• _GIVEN TASK_:
Could you write out the records below exactly as they appear?

• _MATERIAL FOR THE TASK_:
□ □ □ □
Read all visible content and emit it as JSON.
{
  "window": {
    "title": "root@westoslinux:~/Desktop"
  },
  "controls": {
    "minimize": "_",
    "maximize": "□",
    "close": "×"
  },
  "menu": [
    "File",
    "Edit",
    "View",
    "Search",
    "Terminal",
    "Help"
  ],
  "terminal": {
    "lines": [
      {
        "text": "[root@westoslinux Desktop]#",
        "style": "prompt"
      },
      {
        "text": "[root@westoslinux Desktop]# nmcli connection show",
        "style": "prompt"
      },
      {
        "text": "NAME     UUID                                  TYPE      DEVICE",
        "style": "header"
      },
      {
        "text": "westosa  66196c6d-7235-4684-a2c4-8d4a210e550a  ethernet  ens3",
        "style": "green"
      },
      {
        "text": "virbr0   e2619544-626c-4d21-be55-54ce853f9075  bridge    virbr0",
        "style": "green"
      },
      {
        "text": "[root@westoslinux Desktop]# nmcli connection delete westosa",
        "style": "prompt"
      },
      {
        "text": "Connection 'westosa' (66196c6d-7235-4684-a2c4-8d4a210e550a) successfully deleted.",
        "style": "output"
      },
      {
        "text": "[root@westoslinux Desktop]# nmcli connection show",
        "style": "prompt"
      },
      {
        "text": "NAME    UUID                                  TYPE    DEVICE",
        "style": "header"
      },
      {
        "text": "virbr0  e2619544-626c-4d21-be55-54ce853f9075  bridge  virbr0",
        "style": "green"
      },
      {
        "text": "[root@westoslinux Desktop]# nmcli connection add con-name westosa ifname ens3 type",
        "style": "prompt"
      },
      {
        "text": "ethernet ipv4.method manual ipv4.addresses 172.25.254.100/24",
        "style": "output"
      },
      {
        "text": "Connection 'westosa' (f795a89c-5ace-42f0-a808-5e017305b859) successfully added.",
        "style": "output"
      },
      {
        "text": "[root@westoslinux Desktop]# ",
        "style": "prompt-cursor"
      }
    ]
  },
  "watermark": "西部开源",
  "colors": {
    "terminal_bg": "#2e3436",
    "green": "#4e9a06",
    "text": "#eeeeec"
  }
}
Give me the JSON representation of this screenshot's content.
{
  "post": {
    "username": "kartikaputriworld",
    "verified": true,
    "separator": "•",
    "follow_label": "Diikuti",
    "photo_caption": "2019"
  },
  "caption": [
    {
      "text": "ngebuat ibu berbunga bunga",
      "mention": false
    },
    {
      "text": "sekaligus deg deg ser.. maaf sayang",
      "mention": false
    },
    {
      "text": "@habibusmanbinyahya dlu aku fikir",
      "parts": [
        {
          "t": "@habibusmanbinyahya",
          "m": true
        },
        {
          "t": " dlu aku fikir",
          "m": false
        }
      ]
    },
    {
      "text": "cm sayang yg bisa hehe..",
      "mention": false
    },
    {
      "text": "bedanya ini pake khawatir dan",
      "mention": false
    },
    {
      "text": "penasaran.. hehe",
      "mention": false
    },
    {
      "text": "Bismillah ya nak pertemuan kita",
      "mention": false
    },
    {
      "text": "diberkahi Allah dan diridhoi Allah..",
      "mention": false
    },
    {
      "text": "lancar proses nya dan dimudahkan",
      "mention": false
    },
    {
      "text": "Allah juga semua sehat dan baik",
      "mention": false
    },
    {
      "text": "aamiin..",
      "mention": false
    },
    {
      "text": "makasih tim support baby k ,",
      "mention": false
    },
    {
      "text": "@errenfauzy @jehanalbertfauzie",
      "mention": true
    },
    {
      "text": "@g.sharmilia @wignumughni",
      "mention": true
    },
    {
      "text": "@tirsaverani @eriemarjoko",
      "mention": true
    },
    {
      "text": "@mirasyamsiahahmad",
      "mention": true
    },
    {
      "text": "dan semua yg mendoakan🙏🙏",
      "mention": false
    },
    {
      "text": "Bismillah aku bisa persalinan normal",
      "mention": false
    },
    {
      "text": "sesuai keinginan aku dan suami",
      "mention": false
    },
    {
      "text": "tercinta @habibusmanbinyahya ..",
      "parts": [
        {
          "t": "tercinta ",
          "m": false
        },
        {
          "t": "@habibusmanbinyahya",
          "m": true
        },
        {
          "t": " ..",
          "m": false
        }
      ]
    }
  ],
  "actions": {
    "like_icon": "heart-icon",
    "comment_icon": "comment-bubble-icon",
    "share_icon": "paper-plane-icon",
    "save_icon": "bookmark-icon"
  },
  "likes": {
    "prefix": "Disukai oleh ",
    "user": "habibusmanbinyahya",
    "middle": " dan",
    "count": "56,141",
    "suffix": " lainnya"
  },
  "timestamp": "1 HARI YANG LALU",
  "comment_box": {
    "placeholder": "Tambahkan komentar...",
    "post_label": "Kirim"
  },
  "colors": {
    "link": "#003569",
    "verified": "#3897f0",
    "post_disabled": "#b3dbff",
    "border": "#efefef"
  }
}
□ □ □ □
• _SOLUTION TO THE EXERCISE_:
Read all visible content and emit it as JSON.
{
  "window": {
    "title": "root@westoslinux:~/Desktop"
  },
  "controls": {
    "minimize": "_",
    "maximize": "□",
    "close": "×"
  },
  "menu": [
    "File",
    "Edit",
    "View",
    "Search",
    "Terminal",
    "Help"
  ],
  "terminal": {
    "lines": [
      {
        "text": "[root@westoslinux Desktop]#",
        "style": "prompt"
      },
      {
        "text": "[root@westoslinux Desktop]# nmcli connection show",
        "style": "prompt"
      },
      {
        "text": "NAME     UUID                                  TYPE      DEVICE",
        "style": "header"
      },
      {
        "text": "westosa  66196c6d-7235-4684-a2c4-8d4a210e550a  ethernet  ens3",
        "style": "green"
      },
      {
        "text": "virbr0   e2619544-626c-4d21-be55-54ce853f9075  bridge    virbr0",
        "style": "green"
      },
      {
        "text": "[root@westoslinux Desktop]# nmcli connection delete westosa",
        "style": "prompt"
      },
      {
        "text": "Connection 'westosa' (66196c6d-7235-4684-a2c4-8d4a210e550a) successfully deleted.",
        "style": "output"
      },
      {
        "text": "[root@westoslinux Desktop]# nmcli connection show",
        "style": "prompt"
      },
      {
        "text": "NAME    UUID                                  TYPE    DEVICE",
        "style": "header"
      },
      {
        "text": "virbr0  e2619544-626c-4d21-be55-54ce853f9075  bridge  virbr0",
        "style": "green"
      },
      {
        "text": "[root@westoslinux Desktop]# nmcli connection add con-name westosa ifname ens3 type",
        "style": "prompt"
      },
      {
        "text": "ethernet ipv4.method manual ipv4.addresses 172.25.254.100/24",
        "style": "output"
      },
      {
        "text": "Connection 'westosa' (f795a89c-5ace-42f0-a808-5e017305b859) successfully added.",
        "style": "output"
      },
      {
        "text": "[root@westoslinux Desktop]# ",
        "style": "prompt-cursor"
      }
    ]
  },
  "watermark": "西部开源",
  "colors": {
    "terminal_bg": "#2e3436",
    "green": "#4e9a06",
    "text": "#eeeeec"
  }
}
Give me the JSON representation of this screenshot's content.
{
  "post": {
    "username": "kartikaputriworld",
    "verified": true,
    "separator": "•",
    "follow_label": "Diikuti",
    "photo_caption": "2019"
  },
  "caption": [
    {
      "text": "ngebuat ibu berbunga bunga",
      "mention": false
    },
    {
      "text": "sekaligus deg deg ser.. maaf sayang",
      "mention": false
    },
    {
      "text": "@habibusmanbinyahya dlu aku fikir",
      "parts": [
        {
          "t": "@habibusmanbinyahya",
          "m": true
        },
        {
          "t": " dlu aku fikir",
          "m": false
        }
      ]
    },
    {
      "text": "cm sayang yg bisa hehe..",
      "mention": false
    },
    {
      "text": "bedanya ini pake khawatir dan",
      "mention": false
    },
    {
      "text": "penasaran.. hehe",
      "mention": false
    },
    {
      "text": "Bismillah ya nak pertemuan kita",
      "mention": false
    },
    {
      "text": "diberkahi Allah dan diridhoi Allah..",
      "mention": false
    },
    {
      "text": "lancar proses nya dan dimudahkan",
      "mention": false
    },
    {
      "text": "Allah juga semua sehat dan baik",
      "mention": false
    },
    {
      "text": "aamiin..",
      "mention": false
    },
    {
      "text": "makasih tim support baby k ,",
      "mention": false
    },
    {
      "text": "@errenfauzy @jehanalbertfauzie",
      "mention": true
    },
    {
      "text": "@g.sharmilia @wignumughni",
      "mention": true
    },
    {
      "text": "@tirsaverani @eriemarjoko",
      "mention": true
    },
    {
      "text": "@mirasyamsiahahmad",
      "mention": true
    },
    {
      "text": "dan semua yg mendoakan🙏🙏",
      "mention": false
    },
    {
      "text": "Bismillah aku bisa persalinan normal",
      "mention": false
    },
    {
      "text": "sesuai keinginan aku dan suami",
      "mention": false
    },
    {
      "text": "tercinta @habibusmanbinyahya ..",
      "parts": [
        {
          "t": "tercinta ",
          "m": false
        },
        {
          "t": "@habibusmanbinyahya",
          "m": true
        },
        {
          "t": " ..",
          "m": false
        }
      ]
    }
  ],
  "actions": {
    "like_icon": "heart-icon",
    "comment_icon": "comment-bubble-icon",
    "share_icon": "paper-plane-icon",
    "save_icon": "bookmark-icon"
  },
  "likes": {
    "prefix": "Disukai oleh ",
    "user": "habibusmanbinyahya",
    "middle": " dan",
    "count": "56,141",
    "suffix": " lainnya"
  },
  "timestamp": "1 HARI YANG LALU",
  "comment_box": {
    "placeholder": "Tambahkan komentar...",
    "post_label": "Kirim"
  },
  "colors": {
    "link": "#003569",
    "verified": "#3897f0",
    "post_disabled": "#b3dbff",
    "border": "#efefef"
  }
}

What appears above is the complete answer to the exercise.